• [THE EXERCISE] Reproduce this listing in full.

• [RECORDS FOR THE EXERCISE]

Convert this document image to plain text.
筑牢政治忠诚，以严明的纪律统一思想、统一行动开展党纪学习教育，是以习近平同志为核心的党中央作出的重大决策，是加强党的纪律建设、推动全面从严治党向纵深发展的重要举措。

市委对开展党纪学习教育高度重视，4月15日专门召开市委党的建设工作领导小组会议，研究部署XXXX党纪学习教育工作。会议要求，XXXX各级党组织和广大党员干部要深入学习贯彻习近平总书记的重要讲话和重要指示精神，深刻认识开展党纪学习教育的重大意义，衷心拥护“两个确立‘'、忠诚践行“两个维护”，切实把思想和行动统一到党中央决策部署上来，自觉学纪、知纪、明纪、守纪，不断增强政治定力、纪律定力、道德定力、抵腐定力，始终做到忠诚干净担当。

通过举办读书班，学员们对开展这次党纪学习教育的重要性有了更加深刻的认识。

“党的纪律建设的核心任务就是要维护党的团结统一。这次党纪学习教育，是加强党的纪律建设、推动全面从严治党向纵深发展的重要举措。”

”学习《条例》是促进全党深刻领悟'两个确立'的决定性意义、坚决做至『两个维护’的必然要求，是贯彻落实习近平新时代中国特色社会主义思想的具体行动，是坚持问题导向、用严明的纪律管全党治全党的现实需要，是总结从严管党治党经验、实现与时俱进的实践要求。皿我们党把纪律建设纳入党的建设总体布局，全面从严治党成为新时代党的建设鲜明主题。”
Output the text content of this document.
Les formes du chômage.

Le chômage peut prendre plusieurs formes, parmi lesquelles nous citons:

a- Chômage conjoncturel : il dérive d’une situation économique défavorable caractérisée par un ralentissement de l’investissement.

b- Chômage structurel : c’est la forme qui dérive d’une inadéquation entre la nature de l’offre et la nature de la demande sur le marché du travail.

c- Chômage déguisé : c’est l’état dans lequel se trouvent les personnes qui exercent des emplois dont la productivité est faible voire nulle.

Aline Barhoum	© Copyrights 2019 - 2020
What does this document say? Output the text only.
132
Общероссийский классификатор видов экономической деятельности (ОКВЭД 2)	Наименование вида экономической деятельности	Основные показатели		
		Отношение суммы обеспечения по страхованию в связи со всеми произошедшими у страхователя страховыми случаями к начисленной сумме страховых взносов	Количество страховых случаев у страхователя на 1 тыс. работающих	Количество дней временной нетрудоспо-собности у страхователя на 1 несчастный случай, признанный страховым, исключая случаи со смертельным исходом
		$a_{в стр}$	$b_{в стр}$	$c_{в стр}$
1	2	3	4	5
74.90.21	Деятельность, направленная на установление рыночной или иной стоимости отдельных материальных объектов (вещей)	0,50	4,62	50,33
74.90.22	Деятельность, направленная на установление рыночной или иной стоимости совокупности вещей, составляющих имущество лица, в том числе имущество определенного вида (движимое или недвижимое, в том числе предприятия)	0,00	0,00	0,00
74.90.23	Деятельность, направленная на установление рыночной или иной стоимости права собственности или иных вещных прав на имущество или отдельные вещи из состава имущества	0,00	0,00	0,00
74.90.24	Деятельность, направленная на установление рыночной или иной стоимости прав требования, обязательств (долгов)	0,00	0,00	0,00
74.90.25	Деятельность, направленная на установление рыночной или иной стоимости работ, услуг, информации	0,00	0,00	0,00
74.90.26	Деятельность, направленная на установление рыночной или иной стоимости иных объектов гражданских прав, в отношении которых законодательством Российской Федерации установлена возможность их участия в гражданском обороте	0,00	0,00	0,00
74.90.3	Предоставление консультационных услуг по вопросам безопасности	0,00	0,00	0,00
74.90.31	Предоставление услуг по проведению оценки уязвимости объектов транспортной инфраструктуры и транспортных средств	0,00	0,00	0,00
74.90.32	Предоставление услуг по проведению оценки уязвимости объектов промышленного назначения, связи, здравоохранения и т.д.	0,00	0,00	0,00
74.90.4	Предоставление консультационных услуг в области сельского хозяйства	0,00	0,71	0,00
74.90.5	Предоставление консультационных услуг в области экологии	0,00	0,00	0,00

• [RESPONSE BELOW]
Convert this document image to plain text.
筑牢政治忠诚，以严明的纪律统一思想、统一行动开展党纪学习教育，是以习近平同志为核心的党中央作出的重大决策，是加强党的纪律建设、推动全面从严治党向纵深发展的重要举措。

市委对开展党纪学习教育高度重视，4月15日专门召开市委党的建设工作领导小组会议，研究部署XXXX党纪学习教育工作。会议要求，XXXX各级党组织和广大党员干部要深入学习贯彻习近平总书记的重要讲话和重要指示精神，深刻认识开展党纪学习教育的重大意义，衷心拥护“两个确立‘'、忠诚践行“两个维护”，切实把思想和行动统一到党中央决策部署上来，自觉学纪、知纪、明纪、守纪，不断增强政治定力、纪律定力、道德定力、抵腐定力，始终做到忠诚干净担当。

通过举办读书班，学员们对开展这次党纪学习教育的重要性有了更加深刻的认识。

“党的纪律建设的核心任务就是要维护党的团结统一。这次党纪学习教育，是加强党的纪律建设、推动全面从严治党向纵深发展的重要举措。”

”学习《条例》是促进全党深刻领悟'两个确立'的决定性意义、坚决做至『两个维护’的必然要求，是贯彻落实习近平新时代中国特色社会主义思想的具体行动，是坚持问题导向、用严明的纪律管全党治全党的现实需要，是总结从严管党治党经验、实现与时俱进的实践要求。皿我们党把纪律建设纳入党的建设总体布局，全面从严治党成为新时代党的建设鲜明主题。”
Output the text content of this document.
Les formes du chômage.

Le chômage peut prendre plusieurs formes, parmi lesquelles nous citons:

a- Chômage conjoncturel : il dérive d’une situation économique défavorable caractérisée par un ralentissement de l’investissement.

b- Chômage structurel : c’est la forme qui dérive d’une inadéquation entre la nature de l’offre et la nature de la demande sur le marché du travail.

c- Chômage déguisé : c’est l’état dans lequel se trouvent les personnes qui exercent des emplois dont la productivité est faible voire nulle.

Aline Barhoum	© Copyrights 2019 - 2020
What does this document say? Output the text only.
132
Общероссийский классификатор видов экономической деятельности (ОКВЭД 2)	Наименование вида экономической деятельности	Основные показатели		
		Отношение суммы обеспечения по страхованию в связи со всеми произошедшими у страхователя страховыми случаями к начисленной сумме страховых взносов	Количество страховых случаев у страхователя на 1 тыс. работающих	Количество дней временной нетрудоспо-собности у страхователя на 1 несчастный случай, признанный страховым, исключая случаи со смертельным исходом
		$a_{в стр}$	$b_{в стр}$	$c_{в стр}$
1	2	3	4	5
74.90.21	Деятельность, направленная на установление рыночной или иной стоимости отдельных материальных объектов (вещей)	0,50	4,62	50,33
74.90.22	Деятельность, направленная на установление рыночной или иной стоимости совокупности вещей, составляющих имущество лица, в том числе имущество определенного вида (движимое или недвижимое, в том числе предприятия)	0,00	0,00	0,00
74.90.23	Деятельность, направленная на установление рыночной или иной стоимости права собственности или иных вещных прав на имущество или отдельные вещи из состава имущества	0,00	0,00	0,00
74.90.24	Деятельность, направленная на установление рыночной или иной стоимости прав требования, обязательств (долгов)	0,00	0,00	0,00
74.90.25	Деятельность, направленная на установление рыночной или иной стоимости работ, услуг, информации	0,00	0,00	0,00
74.90.26	Деятельность, направленная на установление рыночной или иной стоимости иных объектов гражданских прав, в отношении которых законодательством Российской Федерации установлена возможность их участия в гражданском обороте	0,00	0,00	0,00
74.90.3	Предоставление консультационных услуг по вопросам безопасности	0,00	0,00	0,00
74.90.31	Предоставление услуг по проведению оценки уязвимости объектов транспортной инфраструктуры и транспортных средств	0,00	0,00	0,00
74.90.32	Предоставление услуг по проведению оценки уязвимости объектов промышленного назначения, связи, здравоохранения и т.д.	0,00	0,00	0,00
74.90.4	Предоставление консультационных услуг в области сельского хозяйства	0,00	0,71	0,00
74.90.5	Предоставление консультационных услуг в области экологии	0,00	0,00	0,00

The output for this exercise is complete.